Make an exact copy of all the data.

• _GIVEN RECORDS_:
___

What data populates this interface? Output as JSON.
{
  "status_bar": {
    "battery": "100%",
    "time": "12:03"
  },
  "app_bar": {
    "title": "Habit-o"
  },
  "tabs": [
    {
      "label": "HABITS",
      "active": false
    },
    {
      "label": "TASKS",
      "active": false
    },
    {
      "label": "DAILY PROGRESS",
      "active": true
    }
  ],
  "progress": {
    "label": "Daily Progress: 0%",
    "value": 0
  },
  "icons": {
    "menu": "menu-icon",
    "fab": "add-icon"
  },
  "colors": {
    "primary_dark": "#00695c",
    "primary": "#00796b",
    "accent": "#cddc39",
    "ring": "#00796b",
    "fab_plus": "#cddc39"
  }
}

___

• _OUTPUT BELOW_:
What data populates this interface? Output as JSON.
{
  "status_bar": {
    "battery": "100%",
    "time": "12:03"
  },
  "app_bar": {
    "title": "Habit-o"
  },
  "tabs": [
    {
      "label": "HABITS",
      "active": false
    },
    {
      "label": "TASKS",
      "active": false
    },
    {
      "label": "DAILY PROGRESS",
      "active": true
    }
  ],
  "progress": {
    "label": "Daily Progress: 0%",
    "value": 0
  },
  "icons": {
    "menu": "menu-icon",
    "fab": "add-icon"
  },
  "colors": {
    "primary_dark": "#00695c",
    "primary": "#00796b",
    "accent": "#cddc39",
    "ring": "#00796b",
    "fab_plus": "#cddc39"
  }
}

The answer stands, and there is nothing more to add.